Ahora está integrado en un aparato de miles de hombres diseminados en puestos de control por las carreteras y ciudades de todo el país. No hay cifras sobre el número de efectivos de las antiguas Fuerzas de Seguridad que, por necesidad o por afinidad, han decidido enrolarse en el aparato de seguridad del nuevo régimen. Es verdad que cada vez son más los talibanes que van uniformados pero, a corto plazo, los militares consultados no ven factible el nacimiento de un nuevo ejército que se parezca al anterior.
“Si ellos [los talibanes] no demuestran que pueden afrontarlo, nos acabaremos levantando aunque sea con palos y piedras”Mohsin, miembro de las fuerzas especiales del ejército disuelto
Pese a todo, el teléfono del coronel Abdul sonó hace un par de semanas. Del otro lado, un funcionario le pidió que acudiera al Ministerio. Cree que los talibanes ordenaron a su interlocutor pasar lista para intentar recuperar a aquellos que no se han ido del país, pues muchos aprovecharon el descontrol para llegar al extranjero por pasos fronterizos en sus vehículos o en helicóptero. Abdul tiene la impresión de que andan reclutando a todo el que pueden, pero deja claro que con él que no cuenten.
Sentado sobre la alfombra del salón de su vivienda, que siguiendo la tradición local no tiene ni mesa ni sillas ni apenas mobiliario, muestra diplomas y fotografías que dan fe de su pasado. El primero es un reconocimiento de las tres semanas que pasó en 2018 en Estados Unidos. Su discurso adquiere un tono sentimental y recuerda, mientras deja ver una herida de guerra en la pierna izquierda, que se calzó por primera vez las botas bajo la presidencia de Mohamed Najibulá, asesinado y colgado en público por los talibanes nada más copar el poder por vez primera hace ahora 25 años. Con su huida, parece que Ghani y su entorno quisieron evitar que aquella imagen se repitiera. El coronel cree que el expresidente es el “principal responsable”, por delante de los ministros del Interior o Defensa, del rápido colapso del país. Elham, uno de los miembros de la guardia presidencial, lo ve como un “buen hombre” que lo mejor que hizo fue escapar.

Registros de datos almacenados:
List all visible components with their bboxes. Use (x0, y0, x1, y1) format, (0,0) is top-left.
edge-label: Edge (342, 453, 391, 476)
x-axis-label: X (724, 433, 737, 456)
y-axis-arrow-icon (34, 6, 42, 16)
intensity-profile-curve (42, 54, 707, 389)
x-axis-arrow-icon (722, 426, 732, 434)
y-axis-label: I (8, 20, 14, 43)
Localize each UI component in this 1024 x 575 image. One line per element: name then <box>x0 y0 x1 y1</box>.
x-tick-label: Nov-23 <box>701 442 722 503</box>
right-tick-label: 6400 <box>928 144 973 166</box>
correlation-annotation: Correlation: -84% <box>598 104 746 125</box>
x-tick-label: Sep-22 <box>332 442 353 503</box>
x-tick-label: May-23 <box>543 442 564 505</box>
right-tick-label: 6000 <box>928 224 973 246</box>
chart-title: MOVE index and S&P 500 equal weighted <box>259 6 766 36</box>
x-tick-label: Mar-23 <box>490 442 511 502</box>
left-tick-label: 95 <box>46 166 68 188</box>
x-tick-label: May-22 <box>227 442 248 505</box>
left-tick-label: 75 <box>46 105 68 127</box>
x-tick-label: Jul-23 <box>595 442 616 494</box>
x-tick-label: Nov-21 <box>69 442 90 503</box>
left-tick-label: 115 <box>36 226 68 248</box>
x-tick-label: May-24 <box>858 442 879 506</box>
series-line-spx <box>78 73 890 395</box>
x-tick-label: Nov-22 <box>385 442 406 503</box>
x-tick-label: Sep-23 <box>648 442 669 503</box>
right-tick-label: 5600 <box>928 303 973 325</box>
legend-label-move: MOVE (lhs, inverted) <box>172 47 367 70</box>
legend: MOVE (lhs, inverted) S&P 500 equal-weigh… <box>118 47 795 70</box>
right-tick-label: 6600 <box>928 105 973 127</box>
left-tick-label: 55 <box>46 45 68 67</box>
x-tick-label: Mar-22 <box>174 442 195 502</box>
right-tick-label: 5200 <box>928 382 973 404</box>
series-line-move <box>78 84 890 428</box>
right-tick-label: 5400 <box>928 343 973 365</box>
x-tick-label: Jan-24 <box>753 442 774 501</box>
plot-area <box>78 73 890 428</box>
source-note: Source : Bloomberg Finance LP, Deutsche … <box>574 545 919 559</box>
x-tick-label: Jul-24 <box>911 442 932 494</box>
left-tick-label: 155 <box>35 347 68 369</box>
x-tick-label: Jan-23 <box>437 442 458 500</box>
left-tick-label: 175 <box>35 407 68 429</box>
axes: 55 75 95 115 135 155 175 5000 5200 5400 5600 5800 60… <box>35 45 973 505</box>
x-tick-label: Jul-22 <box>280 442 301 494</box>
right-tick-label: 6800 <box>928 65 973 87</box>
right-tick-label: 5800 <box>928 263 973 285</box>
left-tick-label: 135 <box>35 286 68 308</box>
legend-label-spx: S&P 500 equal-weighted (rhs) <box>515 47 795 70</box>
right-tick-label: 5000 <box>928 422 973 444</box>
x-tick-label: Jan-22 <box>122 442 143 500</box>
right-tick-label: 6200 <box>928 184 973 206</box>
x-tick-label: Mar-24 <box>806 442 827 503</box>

-- Consigna 1 --
Según el texto sobre el coronel Abdul, ¿cuánto tiempo pasó el coronel en Estados Unidos en 2018?
-- Consigna 2 --
Prosiga el texto sobre el coronel Abdul a partir de su última oración.
Estas líneas no intervienen en absoluto en el ejercicio.

-- Respuesta 1 --
Tres semanas.

-- Respuesta 2 --
Combatir talibanes, puerta a puerta
Como integrante de las fuerzas especiales, Mohsin ha pasado los últimos cuatro años de su vida llevando a cabo redadas nocturnas puerta a puerta por muchas de las 34 provincias de Afganistán. Las últimas semanas se jugó la vida en zonas rurales de Gazni. Allí comprobó que el apoyo por tierra y aire que necesitaban para apuntalar las misiones ya no llegaba como antes.
El último día que Mohsin lució su uniforme de camuflaje fue el jueves 12 de agosto, tras depositar su arma en el suelo y rendirse como el medio centenar de miembros de la NDS que estaban con él. A continuación, se aseguraron de que llegaran al hospital de Gazni los últimos colegas caídos en el frente y regresaron a Kabul. “Mi amigo Nasratallah se había casado hacía solo un mes”, comenta cabizbajo y hundido. “Nadie quiere más guerra, pero en los próximos meses tendremos una grave crisis por falta de comida o dinero. Si ellos [los talibanes] no demuestran que pueden afrontarlo, nos acabaremos levantando aunque sea con palos y piedras”, pronostica.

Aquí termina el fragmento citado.